* **Required work**:
- A) Do the following statements agree with the StringTree documentation below? (i) The default value of min_precision is 0.5. (ii) By default, filter returns the matched nodes as well as the matched strings. (iii) A string matches the tree only if it matches every node. For each, answer yes or no and quote the words of the documentation that decide it.
- B) Using the StringTree documentation below, please explain in one to three sentences why filter gives back only the matched strings when it is called without setting return_nodes.
- C) Extend the StringTree documentation below, starting after its final entry on matched_nodes. Keep the same format and style.

* **Text extract**:
::::::::

StringTree
StringTree()
A class for binary classification of strings with regular expressions.
Each node is an instance of the PatternNode class. It contains a regular expression and metadata.
Attributes:
-
root(PatternNode) –The root PatternNode.
-
leaves(list[PatternNode]) –List of all nodes.
Initialize a StringTree object.
build
build(strings, labels, min_precision=0.5, min_token_length=1, max_patterns=None, min_matches_leaf=1, min_strings_leaf=1, verbose=False)
Build a StringTree.
For the StringTree object being used, create nodes and corresponding patterns. Use provided strings and labels.
Parameters:
-
strings(list[str]) –List of strings.
-
labels(list[int]) –List of labels (0 or 1).
-
min_precision(float, default:0.5) –The minimal precision of a pattern in the tree.
-
min_token_length(int, default:1) –The initial length of the pattern.
-
max_patterns(int, default:None) –The highest amount of patterns. Once the method finds more, it stops.
-
min_matches_leaf(int, default:1) –The minimal amount of matches in one node.
-
min_strings_leaf(int, default:1) –The minimal amount of strings in one node.
-
verbose(bool, default:False) –If to provide additinal text output.
filter
filter(strings, return_nodes=False)
Return strings matching the tree and corresponding nodes.
A string matches a tree if it matches at least one node.
Parameters:
-
strings(list[str]) –List of strings.
-
return_nodes(bool, default:False) –Flag indicating if to return nodes corresponding to the matched strings. If False, only matched strings are returned.
Returns:
-
matches(list[int]) –List containing matching strings.
-
matched_nodes(list[PatternNode]) –List consisting of PatternNodes of matching strings. Returned only if return_nodes is True.

::::::::

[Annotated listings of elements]
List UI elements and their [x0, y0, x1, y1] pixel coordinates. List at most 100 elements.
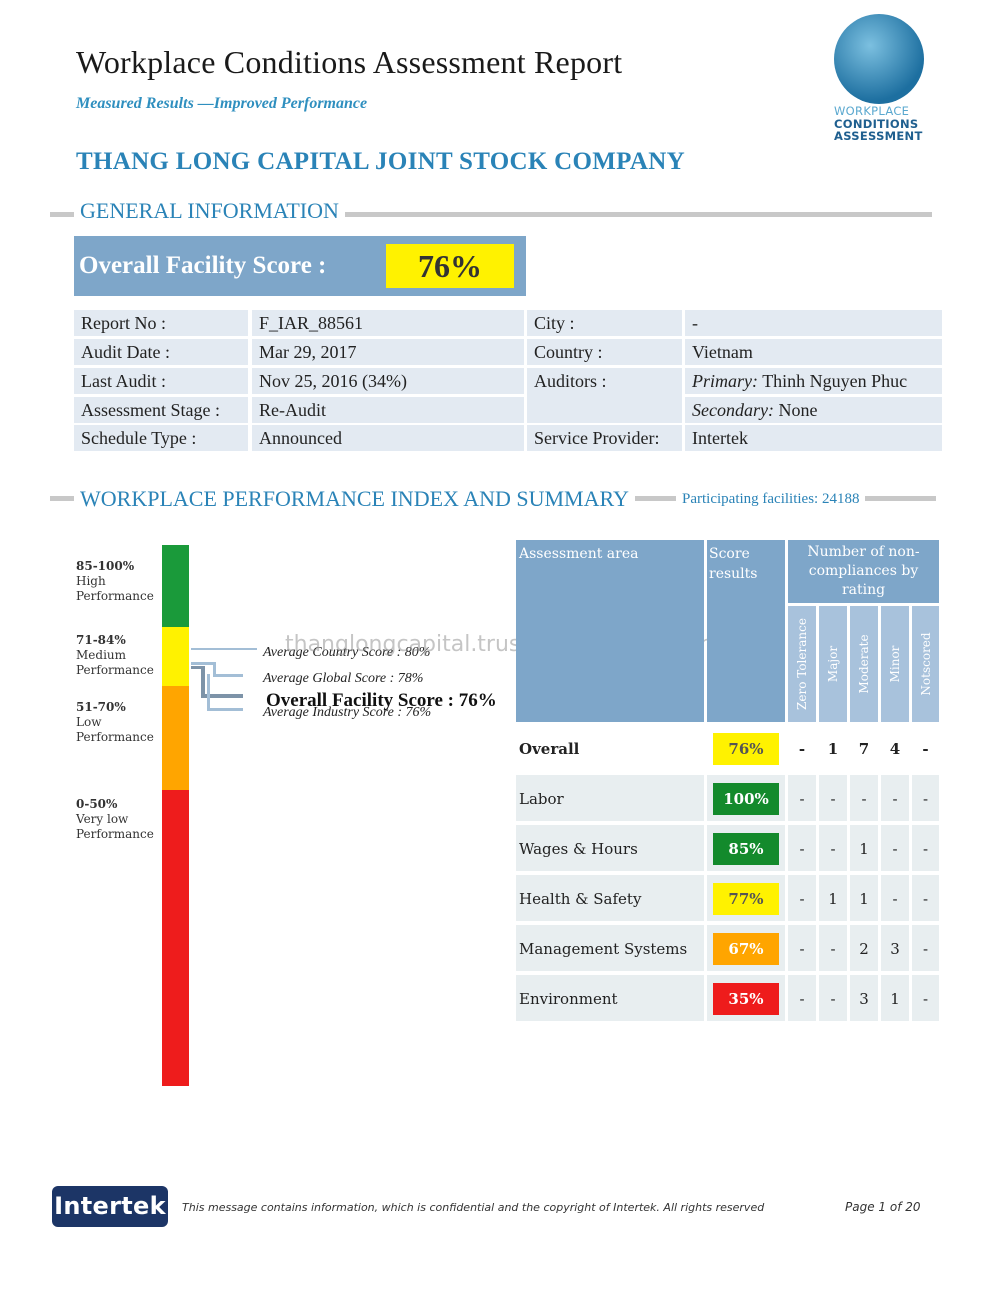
overall-score-label: Overall Facility Score :	[79, 252, 327, 279]
page-number: Page 1 of 20	[845, 1200, 921, 1214]
score-chip: 77%	[713, 883, 779, 915]
bar-low	[162, 686, 189, 790]
row-score-cell: 85%	[707, 825, 785, 871]
row-score-cell: 76%	[707, 725, 785, 771]
logo-line-3: ASSESSMENT	[834, 129, 923, 143]
bar-very-low	[162, 790, 189, 1086]
nc-count: -	[819, 825, 847, 871]
nc-count: 3	[881, 925, 909, 971]
marker-overall-line	[201, 666, 205, 696]
legend-line: Low	[76, 715, 102, 729]
nc-count: -	[819, 925, 847, 971]
company-name: THANG LONG CAPITAL JOINT STOCK COMPANY	[76, 148, 685, 175]
marker-global-line	[213, 662, 216, 676]
overall-score-value: 76%	[386, 244, 514, 288]
row-area-label: Management Systems	[516, 925, 704, 971]
legend-line: Very low	[76, 812, 129, 826]
legend-low: 51-70% Low Performance	[76, 700, 154, 745]
score-chip: 76%	[713, 733, 779, 765]
nc-count: -	[912, 975, 939, 1021]
assessment-stage-value: Re-Audit	[252, 397, 524, 423]
nc-count: -	[788, 875, 816, 921]
marker-overall-line	[191, 666, 203, 669]
nc-count: -	[912, 925, 939, 971]
marker-industry-line	[207, 708, 243, 711]
primary-value: Thinh Nguyen Phuc	[762, 371, 908, 391]
nc-count: -	[912, 775, 939, 821]
wca-logo: WORKPLACE CONDITIONS ASSESSMENT	[828, 12, 938, 147]
nc-count: -	[819, 975, 847, 1021]
secondary-label: Secondary:	[692, 400, 774, 420]
legend-range: 71-84%	[76, 633, 126, 647]
col-non-compliances: Number of non-compliances by rating	[788, 540, 939, 603]
nc-count: -	[850, 775, 878, 821]
nc-count: 1	[819, 875, 847, 921]
last-audit-value: Nov 25, 2016 (34%)	[252, 368, 524, 394]
bar-high	[162, 545, 189, 627]
score-chip: 85%	[713, 833, 779, 865]
rating-label: Zero Tolerance	[795, 618, 809, 710]
marker-global-line	[213, 674, 243, 677]
rating-label: Notscored	[918, 632, 933, 696]
nc-count: 3	[850, 975, 878, 1021]
rating-notscored: Notscored	[912, 606, 939, 722]
col-assessment-area: Assessment area	[516, 540, 704, 722]
rating-minor: Minor	[881, 606, 909, 722]
nc-count: -	[912, 825, 939, 871]
avg-country-score: Average Country Score : 80%	[263, 645, 431, 660]
service-provider-label: Service Provider:	[527, 425, 682, 451]
performance-heading: WORKPLACE PERFORMANCE INDEX AND SUMMARY	[74, 486, 635, 512]
marker-industry-line	[207, 674, 210, 710]
report-no-value: F_IAR_88561	[252, 310, 524, 336]
report-subtitle: Measured Results —Improved Performance	[76, 95, 368, 112]
legend-very-low: 0-50% Very low Performance	[76, 797, 154, 842]
row-score-cell: 77%	[707, 875, 785, 921]
marker-country-line	[191, 648, 257, 650]
rating-label: Major	[826, 645, 840, 683]
nc-count: -	[788, 975, 816, 1021]
nc-count: -	[788, 925, 816, 971]
logo-line-2: CONDITIONS	[834, 116, 919, 131]
country-value: Vietnam	[685, 339, 942, 365]
report-no-label: Report No :	[74, 310, 248, 336]
country-label: Country :	[527, 339, 682, 365]
primary-label: Primary:	[692, 371, 758, 391]
report-title: Workplace Conditions Assessment Report	[76, 44, 623, 80]
nc-count: -	[881, 825, 909, 871]
nc-count: -	[788, 775, 816, 821]
score-chip: 35%	[713, 983, 779, 1015]
assessment-stage-label: Assessment Stage :	[74, 397, 248, 423]
nc-count: 7	[850, 725, 878, 771]
marker-global-line	[191, 662, 215, 665]
nc-count: 1	[819, 725, 847, 771]
row-score-cell: 67%	[707, 925, 785, 971]
last-audit-label: Last Audit :	[74, 368, 248, 394]
rating-label: Moderate	[857, 634, 871, 694]
service-provider-value: Intertek	[685, 425, 942, 451]
legend-line: Performance	[76, 827, 154, 841]
legend-line: Performance	[76, 589, 154, 603]
overall-score-box: Overall Facility Score : 76%	[74, 236, 526, 296]
nc-count: -	[881, 775, 909, 821]
legend-line: Performance	[76, 730, 154, 744]
general-info-heading: GENERAL INFORMATION	[74, 198, 345, 224]
nc-count: -	[881, 875, 909, 921]
row-area-label: Wages & Hours	[516, 825, 704, 871]
row-area-label: Environment	[516, 975, 704, 1021]
logo-text: WORKPLACE CONDITIONS ASSESSMENT	[834, 105, 923, 143]
nc-count: -	[912, 725, 939, 771]
legend-range: 51-70%	[76, 700, 126, 714]
nc-count: 1	[850, 875, 878, 921]
col-score-results: Score results	[707, 540, 785, 722]
row-score-cell: 100%	[707, 775, 785, 821]
row-score-cell: 35%	[707, 975, 785, 1021]
score-chip: 100%	[713, 783, 779, 815]
score-chip: 67%	[713, 933, 779, 965]
logo-globe-icon	[834, 14, 924, 104]
overall-score-marker: Overall Facility Score : 76%	[266, 690, 497, 711]
marker-overall-line	[201, 694, 243, 698]
legend-medium: 71-84% Medium Performance	[76, 633, 154, 678]
schedule-type-label: Schedule Type :	[74, 425, 248, 451]
section-rule	[50, 212, 932, 217]
secondary-value: None	[778, 400, 818, 420]
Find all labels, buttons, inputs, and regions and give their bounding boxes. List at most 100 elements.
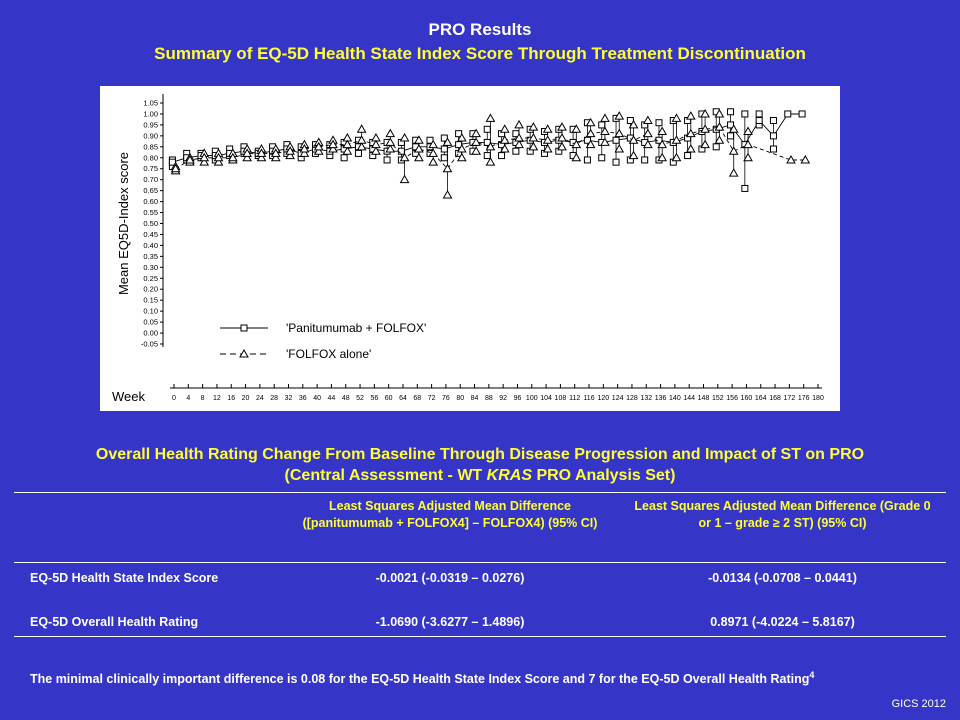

::::::::

* **Outputs by task**:
- A)
(i) Yes: "min_precision(float, default:0.5)".
(ii) No: "return_nodes(bool, default:False)" and "If False, only matched strings are returned."
(iii) No: "A string matches a tree if it matches at least one node."

- B) The return_nodes flag defaults to False. When it is False, only the matched strings are returned. The matched nodes are returned only if return_nodes is True.

- C)
get_leaves
get_leaves()
Get leaves attribute.
get_nodes_by_label
get_nodes_by_label(label)
Get nodes where the label is the most probable.
match
match(strings, return_nodes=False)
Return flags indicating if strings match the tree.
A string matches a tree if it matches at least one node.
Parameters:
-
strings(list[str]) –List of strings.
-
return_nodes(bool, default:False) –Flag indicating if to return nodes corresponding to the matched strings. If False, only matched strings are returned.
Returns:
-
matches(list[int]) –List containing 1 (match) and 0 (no match) for each string.
-
matched_nodes(list[PatternNode]) –List consisting of PatternNodes of matching strings. If not match found, None is retured. Returned only if return_nodes is True.
precision_score
precision_score(strings, labels)
Calculate a precision score for given strings and labels.
predict_label
predict_label(strings, return_nodes=False)
Predict labels for given strings.
recall_score
recall_score(strings, labels)
Calculate a recall score for given strings and labels.
set_leaves
set_leaves(leaves)
Set leaves attribute.